→ **WHAT THE TASK REQUIRES**: Repeat the whole listing below, word for word.

## start

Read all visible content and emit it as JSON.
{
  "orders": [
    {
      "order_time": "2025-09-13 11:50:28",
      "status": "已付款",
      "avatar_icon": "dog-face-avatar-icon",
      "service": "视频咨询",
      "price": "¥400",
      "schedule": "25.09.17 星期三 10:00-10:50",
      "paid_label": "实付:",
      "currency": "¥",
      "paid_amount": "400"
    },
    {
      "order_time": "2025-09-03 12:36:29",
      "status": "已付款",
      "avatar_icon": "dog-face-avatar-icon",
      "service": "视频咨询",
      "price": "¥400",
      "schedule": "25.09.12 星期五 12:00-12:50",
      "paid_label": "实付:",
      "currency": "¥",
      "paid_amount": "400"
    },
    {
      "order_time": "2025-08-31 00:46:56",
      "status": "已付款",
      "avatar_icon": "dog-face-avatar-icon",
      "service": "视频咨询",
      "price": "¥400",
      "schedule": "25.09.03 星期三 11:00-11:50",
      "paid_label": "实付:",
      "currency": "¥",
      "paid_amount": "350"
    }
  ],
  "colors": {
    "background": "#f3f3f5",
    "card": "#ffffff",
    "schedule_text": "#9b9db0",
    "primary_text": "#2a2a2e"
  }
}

## end

→ **TASK RESPONSE**:
Read all visible content and emit it as JSON.
{
  "orders": [
    {
      "order_time": "2025-09-13 11:50:28",
      "status": "已付款",
      "avatar_icon": "dog-face-avatar-icon",
      "service": "视频咨询",
      "price": "¥400",
      "schedule": "25.09.17 星期三 10:00-10:50",
      "paid_label": "实付:",
      "currency": "¥",
      "paid_amount": "400"
    },
    {
      "order_time": "2025-09-03 12:36:29",
      "status": "已付款",
      "avatar_icon": "dog-face-avatar-icon",
      "service": "视频咨询",
      "price": "¥400",
      "schedule": "25.09.12 星期五 12:00-12:50",
      "paid_label": "实付:",
      "currency": "¥",
      "paid_amount": "400"
    },
    {
      "order_time": "2025-08-31 00:46:56",
      "status": "已付款",
      "avatar_icon": "dog-face-avatar-icon",
      "service": "视频咨询",
      "price": "¥400",
      "schedule": "25.09.03 星期三 11:00-11:50",
      "paid_label": "实付:",
      "currency": "¥",
      "paid_amount": "350"
    }
  ],
  "colors": {
    "background": "#f3f3f5",
    "card": "#ffffff",
    "schedule_text": "#9b9db0",
    "primary_text": "#2a2a2e"
  }
}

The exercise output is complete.